_REQUIRED ACTION 1_
According to the valve integrity case study, in what year was the area where Alexandrina Council is located designated a Wetland of International Importance?
_REQUIRED ACTION 2_
Print the passage of the valve integrity case study that starts at "Data collection: SpiralData’s" and ends at "microphone and accelerometer.".

_TEXT BLOCK_
━━━━━━━━━━━━━━━━━━━━━━━━━━━━━━

Case Study
Assessing valve integrity using industry 4.0 techniques
SpiralData and Alexandrina Council use a non-invasive approach with internet-of-things (IoT) and machine learning (ML) to assess isolation valve integrity.
The Challenge
How to assess the integrity of isolation valves without costly and disruptive civil works.
Alexandrina Council is located on the Coorong, Lower Lakes, and Murray Mouth region. It is an environmentally significant area designated as a Wetland of International Importance in 1985. “We’re at the exit point of the Murray-Darling Basin, where it meets the ocean. It’s a pristine environment, and we have to be careful as it’s an environmentally sensitive area,” says Gary Lyons, Manager Sustainable Resources.
An immediate challenge was taking on the regional responsibility to acquire a brownfield vacuum sewer from a private property development on Hindmarsh Island. One specific issue was the assessment of isolation valves to ensure safe and efficient sewer operation. To avoid costly and disruptive civil works, Alexandrina wastewater utility wanted to utilise industry 4.0 to assess isolation valve integrity in the fastest possible time.
Data collection: SpiralData’s Industry 4.0 data collection in the field that be easily moved from asset-to-asset with data ingested into our IoT-to-AI platform.
Clockwise from top left: Hardware kit for field data collection, Alexandrina team testing isolation valves, pump station with sensors, isolation valve using microphone and accelerometer.
An IoT-to-AI Approach to Assessing Valve Integrity
Co-Design, iterations and data-first.
Rather than invest more field operators or engineering assessments at the Hindmarsh Island vacuum sewer, Alexandrina used data to inform them of the path forward. Moving quickly, they rolled out an IoT sensing network over the vacuum system and then engaged SpiralData, experts in algorithms for water asset optimisation. SpiralData worked with Alexandrina using co-design and agile principles to quickly move through: feasibility study, problem backlog, prioritised algorithm sprints, build-test-deploy, proof-of-concept then pilot, and finally, solution support and maintenance.
Experiments: SpiralData’s IoT-to-AI platform enabled fast, repeatable experiments to design a reliable method for assessing valve integrity.
IoT-to-AI Platform
Enabling data science and machine learning teams to deliver business value
For rapid deployment of a data lake and AI workbench, SpiralData leveraged our infrastructure-as-code AI platform-as-a-service (AI PaaS.) This meant less time standing up infrastructure and more time for the Data Scientists to work with their favourite tooling to solve real-world water utility problems. This sprint involved the deployment of our AIML workbench module.

━━━━━━━━━━━━━━━━━━━━━━━━━━━━━━

_RECORD EXTRACTS_

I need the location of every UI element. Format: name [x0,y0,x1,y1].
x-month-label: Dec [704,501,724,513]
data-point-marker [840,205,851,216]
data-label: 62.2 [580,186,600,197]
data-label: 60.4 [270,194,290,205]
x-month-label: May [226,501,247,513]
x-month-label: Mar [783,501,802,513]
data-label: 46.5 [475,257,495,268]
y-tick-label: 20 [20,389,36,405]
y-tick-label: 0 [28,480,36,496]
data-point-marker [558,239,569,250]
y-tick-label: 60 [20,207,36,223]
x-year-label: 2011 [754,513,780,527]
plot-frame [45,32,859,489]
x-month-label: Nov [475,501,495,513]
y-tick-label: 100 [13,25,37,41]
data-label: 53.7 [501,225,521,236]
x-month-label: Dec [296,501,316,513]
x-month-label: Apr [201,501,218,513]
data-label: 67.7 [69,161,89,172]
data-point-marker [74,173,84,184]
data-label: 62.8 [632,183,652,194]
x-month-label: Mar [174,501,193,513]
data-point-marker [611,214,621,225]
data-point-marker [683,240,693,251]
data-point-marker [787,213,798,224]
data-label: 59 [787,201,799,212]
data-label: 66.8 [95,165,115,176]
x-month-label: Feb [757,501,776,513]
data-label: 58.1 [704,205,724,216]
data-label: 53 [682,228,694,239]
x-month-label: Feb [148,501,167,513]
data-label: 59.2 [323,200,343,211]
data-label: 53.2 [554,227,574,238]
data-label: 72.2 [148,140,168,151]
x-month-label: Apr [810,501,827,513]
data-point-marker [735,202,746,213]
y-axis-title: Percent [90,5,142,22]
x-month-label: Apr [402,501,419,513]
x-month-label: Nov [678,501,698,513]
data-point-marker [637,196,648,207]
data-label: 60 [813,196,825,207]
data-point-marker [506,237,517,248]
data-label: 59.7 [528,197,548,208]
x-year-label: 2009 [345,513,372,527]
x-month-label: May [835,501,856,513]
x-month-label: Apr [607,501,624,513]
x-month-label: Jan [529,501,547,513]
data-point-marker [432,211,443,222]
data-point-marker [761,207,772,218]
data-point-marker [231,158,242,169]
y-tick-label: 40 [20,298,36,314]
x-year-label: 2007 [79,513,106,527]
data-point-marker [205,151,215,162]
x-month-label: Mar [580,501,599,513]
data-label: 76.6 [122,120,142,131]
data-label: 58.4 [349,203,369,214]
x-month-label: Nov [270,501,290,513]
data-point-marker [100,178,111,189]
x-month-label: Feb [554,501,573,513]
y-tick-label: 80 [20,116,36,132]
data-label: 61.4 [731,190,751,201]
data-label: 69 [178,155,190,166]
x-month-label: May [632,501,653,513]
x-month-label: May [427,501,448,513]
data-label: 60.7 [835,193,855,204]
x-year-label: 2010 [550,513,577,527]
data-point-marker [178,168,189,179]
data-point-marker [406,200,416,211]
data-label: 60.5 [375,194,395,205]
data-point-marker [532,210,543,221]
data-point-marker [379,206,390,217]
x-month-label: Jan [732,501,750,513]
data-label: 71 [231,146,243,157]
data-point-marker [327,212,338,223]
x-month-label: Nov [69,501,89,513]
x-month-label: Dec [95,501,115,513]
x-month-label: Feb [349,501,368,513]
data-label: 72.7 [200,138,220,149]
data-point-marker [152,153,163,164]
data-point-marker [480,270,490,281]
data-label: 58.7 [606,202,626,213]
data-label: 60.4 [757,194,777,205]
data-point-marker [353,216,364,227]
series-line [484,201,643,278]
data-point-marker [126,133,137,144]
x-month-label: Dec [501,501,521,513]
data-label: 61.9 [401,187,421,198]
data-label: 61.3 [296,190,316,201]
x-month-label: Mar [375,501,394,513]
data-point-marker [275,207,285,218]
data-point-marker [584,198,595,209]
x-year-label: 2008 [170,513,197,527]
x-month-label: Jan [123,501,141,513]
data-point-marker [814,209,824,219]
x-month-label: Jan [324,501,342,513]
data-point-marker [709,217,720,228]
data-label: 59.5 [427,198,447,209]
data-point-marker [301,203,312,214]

━━━━━━━━━━━━━━━━━━━━━━━━━━━━━━

_SOLUTION 1_
1985

_SOLUTION 2_
Data collection: SpiralData’s Industry 4.0 data collection in the field that be easily moved from asset-to-asset with data ingested into our IoT-to-AI platform.
Clockwise from top left: Hardware kit for field data collection, Alexandrina team testing isolation valves, pump station with sensors, isolation valve using microphone and accelerometer.